-- START Exercise inputs --

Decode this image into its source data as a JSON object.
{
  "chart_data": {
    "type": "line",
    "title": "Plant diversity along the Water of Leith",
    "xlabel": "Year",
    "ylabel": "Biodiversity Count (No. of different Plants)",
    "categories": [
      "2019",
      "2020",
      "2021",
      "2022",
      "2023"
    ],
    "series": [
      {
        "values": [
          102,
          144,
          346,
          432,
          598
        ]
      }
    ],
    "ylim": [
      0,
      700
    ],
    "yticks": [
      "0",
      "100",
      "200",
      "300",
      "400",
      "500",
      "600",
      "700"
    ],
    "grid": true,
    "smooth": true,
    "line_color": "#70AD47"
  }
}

-- END Exercise inputs --
-- START Exercise inputs --

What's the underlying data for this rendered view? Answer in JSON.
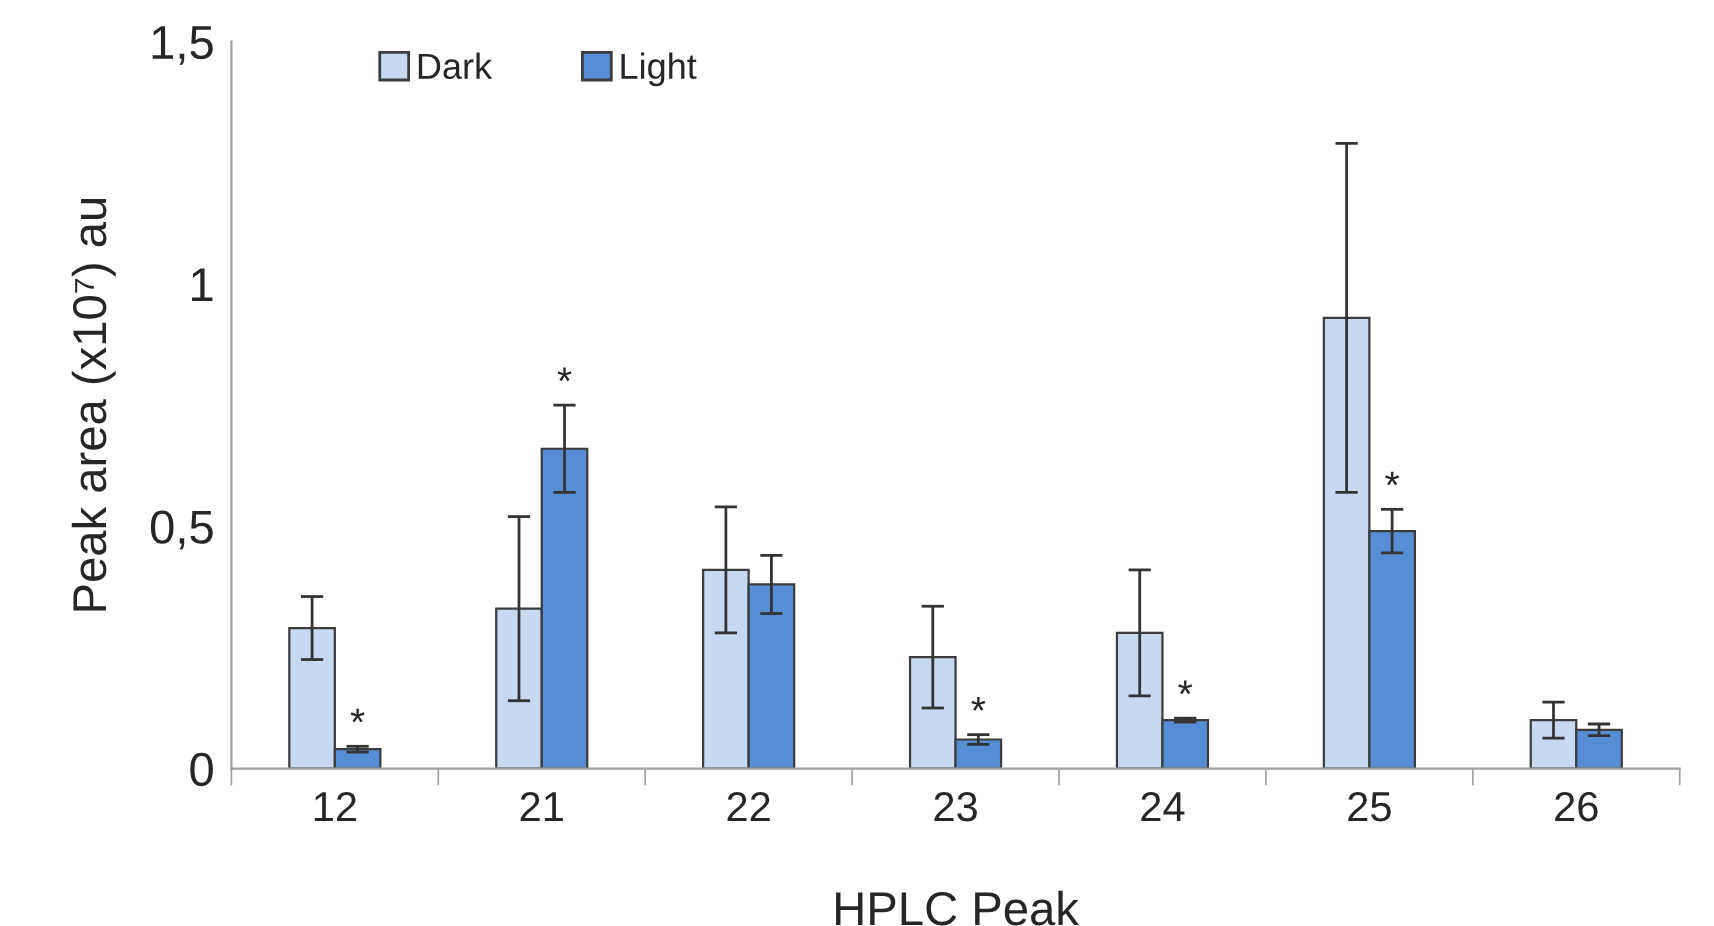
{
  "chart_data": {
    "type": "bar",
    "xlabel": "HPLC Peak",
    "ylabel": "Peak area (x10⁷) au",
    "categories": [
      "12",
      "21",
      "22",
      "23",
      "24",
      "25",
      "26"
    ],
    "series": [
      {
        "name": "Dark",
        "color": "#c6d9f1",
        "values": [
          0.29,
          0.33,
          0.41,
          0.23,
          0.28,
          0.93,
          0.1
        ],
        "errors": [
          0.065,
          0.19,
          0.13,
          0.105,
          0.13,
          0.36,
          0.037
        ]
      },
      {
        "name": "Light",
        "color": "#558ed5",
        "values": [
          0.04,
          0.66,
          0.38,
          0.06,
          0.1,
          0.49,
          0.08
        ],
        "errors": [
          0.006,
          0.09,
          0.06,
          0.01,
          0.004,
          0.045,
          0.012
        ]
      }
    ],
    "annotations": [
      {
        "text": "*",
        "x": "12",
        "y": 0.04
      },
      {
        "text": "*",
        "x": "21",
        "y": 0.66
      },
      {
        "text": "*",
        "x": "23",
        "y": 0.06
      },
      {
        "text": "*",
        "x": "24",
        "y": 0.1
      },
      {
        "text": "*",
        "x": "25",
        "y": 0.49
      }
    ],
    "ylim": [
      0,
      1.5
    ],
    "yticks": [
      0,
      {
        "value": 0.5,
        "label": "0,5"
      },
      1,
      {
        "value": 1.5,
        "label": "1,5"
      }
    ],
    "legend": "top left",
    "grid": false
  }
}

-- END Exercise inputs --

Look through the entries and return every line where "JSON" appears.

Decode this image into its source data as a JSON object.
What's the underlying data for this rendered view? Answer in JSON.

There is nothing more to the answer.